## Aim
Write out all of the records precisely. Skip anything that is a picture.

## Data entries
━━━━━━━━━━
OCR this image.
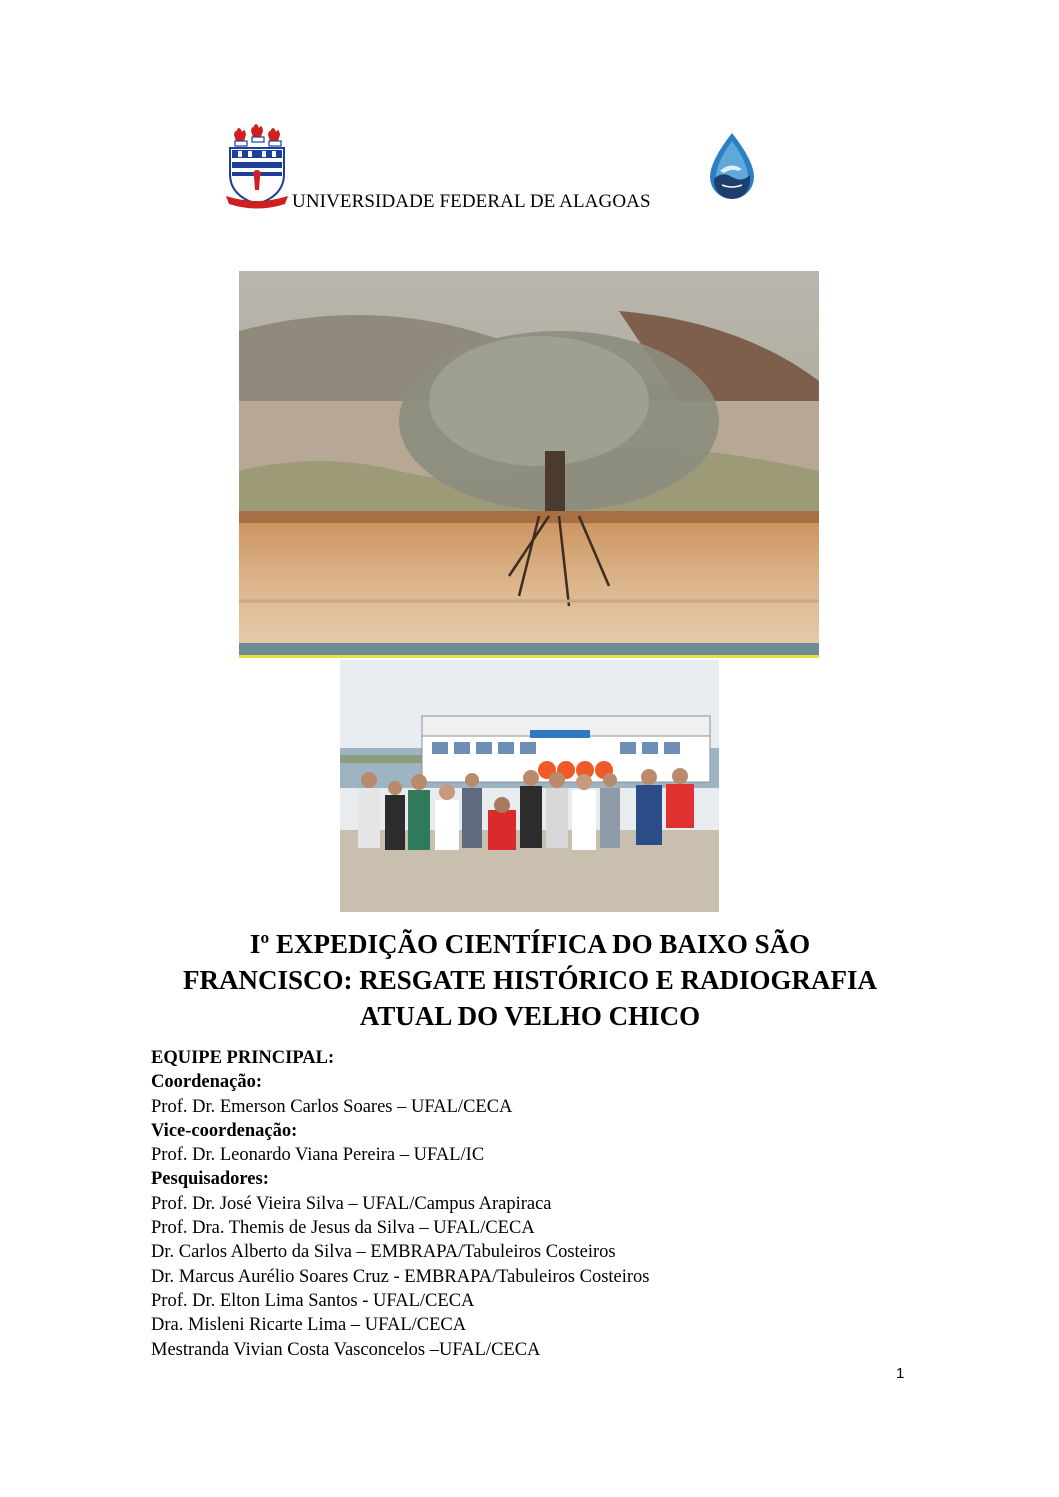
UNIVERSIDADE FEDERAL DE ALAGOAS
Iº EXPEDIÇÃO CIENTÍFICA DO BAIXO SÃO
FRANCISCO: RESGATE HISTÓRICO E RADIOGRAFIA
ATUAL DO VELHO CHICO
EQUIPE PRINCIPAL:
Coordenação:
Prof. Dr. Emerson Carlos Soares – UFAL/CECA
Vice-coordenação:
Prof. Dr. Leonardo Viana Pereira – UFAL/IC
Pesquisadores:
Prof. Dr. José Vieira Silva – UFAL/Campus Arapiraca
Prof. Dra. Themis de Jesus da Silva – UFAL/CECA
Dr. Carlos Alberto da Silva – EMBRAPA/Tabuleiros Costeiros
Dr. Marcus Aurélio Soares Cruz - EMBRAPA/Tabuleiros Costeiros
Prof. Dr. Elton Lima Santos - UFAL/CECA
Dra. Misleni Ricarte Lima – UFAL/CECA
Mestranda Vivian Costa Vasconcelos –UFAL/CECA
1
━━━━━━━━━━
## Exercise answer
OCR this image.
UNIVERSIDADE FEDERAL DE ALAGOAS
Iº EXPEDIÇÃO CIENTÍFICA DO BAIXO SÃO
FRANCISCO: RESGATE HISTÓRICO E RADIOGRAFIA
ATUAL DO VELHO CHICO
EQUIPE PRINCIPAL:
Coordenação:
Prof. Dr. Emerson Carlos Soares – UFAL/CECA
Vice-coordenação:
Prof. Dr. Leonardo Viana Pereira – UFAL/IC
Pesquisadores:
Prof. Dr. José Vieira Silva – UFAL/Campus Arapiraca
Prof. Dra. Themis de Jesus da Silva – UFAL/CECA
Dr. Carlos Alberto da Silva – EMBRAPA/Tabuleiros Costeiros
Dr. Marcus Aurélio Soares Cruz - EMBRAPA/Tabuleiros Costeiros
Prof. Dr. Elton Lima Santos - UFAL/CECA
Dra. Misleni Ricarte Lima – UFAL/CECA
Mestranda Vivian Costa Vasconcelos –UFAL/CECA
1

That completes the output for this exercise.